◆ Input:
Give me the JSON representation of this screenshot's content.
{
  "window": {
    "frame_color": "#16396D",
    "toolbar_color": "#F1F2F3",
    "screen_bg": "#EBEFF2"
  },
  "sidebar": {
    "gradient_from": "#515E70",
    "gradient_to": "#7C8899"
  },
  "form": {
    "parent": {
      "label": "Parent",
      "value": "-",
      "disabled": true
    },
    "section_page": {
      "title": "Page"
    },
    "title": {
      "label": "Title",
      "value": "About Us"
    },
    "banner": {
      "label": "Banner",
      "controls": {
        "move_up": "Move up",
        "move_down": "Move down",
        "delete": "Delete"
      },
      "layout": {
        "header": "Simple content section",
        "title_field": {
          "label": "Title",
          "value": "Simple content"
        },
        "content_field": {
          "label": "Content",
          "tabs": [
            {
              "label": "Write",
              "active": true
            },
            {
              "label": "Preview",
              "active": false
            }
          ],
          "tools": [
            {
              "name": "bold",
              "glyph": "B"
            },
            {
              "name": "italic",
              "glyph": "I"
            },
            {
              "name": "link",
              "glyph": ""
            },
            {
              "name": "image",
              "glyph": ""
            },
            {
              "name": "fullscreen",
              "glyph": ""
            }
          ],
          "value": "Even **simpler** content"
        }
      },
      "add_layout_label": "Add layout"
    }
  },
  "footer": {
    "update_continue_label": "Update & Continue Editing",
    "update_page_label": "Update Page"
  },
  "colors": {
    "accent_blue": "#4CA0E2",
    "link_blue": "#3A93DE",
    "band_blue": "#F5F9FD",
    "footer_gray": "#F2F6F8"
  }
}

◆ Exercise aim:
Each line above is to be repeated exactly.

◆ Solution for this task:
Give me the JSON representation of this screenshot's content.
{
  "window": {
    "frame_color": "#16396D",
    "toolbar_color": "#F1F2F3",
    "screen_bg": "#EBEFF2"
  },
  "sidebar": {
    "gradient_from": "#515E70",
    "gradient_to": "#7C8899"
  },
  "form": {
    "parent": {
      "label": "Parent",
      "value": "-",
      "disabled": true
    },
    "section_page": {
      "title": "Page"
    },
    "title": {
      "label": "Title",
      "value": "About Us"
    },
    "banner": {
      "label": "Banner",
      "controls": {
        "move_up": "Move up",
        "move_down": "Move down",
        "delete": "Delete"
      },
      "layout": {
        "header": "Simple content section",
        "title_field": {
          "label": "Title",
          "value": "Simple content"
        },
        "content_field": {
          "label": "Content",
          "tabs": [
            {
              "label": "Write",
              "active": true
            },
            {
              "label": "Preview",
              "active": false
            }
          ],
          "tools": [
            {
              "name": "bold",
              "glyph": "B"
            },
            {
              "name": "italic",
              "glyph": "I"
            },
            {
              "name": "link",
              "glyph": ""
            },
            {
              "name": "image",
              "glyph": ""
            },
            {
              "name": "fullscreen",
              "glyph": ""
            }
          ],
          "value": "Even **simpler** content"
        }
      },
      "add_layout_label": "Add layout"
    }
  },
  "footer": {
    "update_continue_label": "Update & Continue Editing",
    "update_page_label": "Update Page"
  },
  "colors": {
    "accent_blue": "#4CA0E2",
    "link_blue": "#3A93DE",
    "band_blue": "#F5F9FD",
    "footer_gray": "#F2F6F8"
  }
}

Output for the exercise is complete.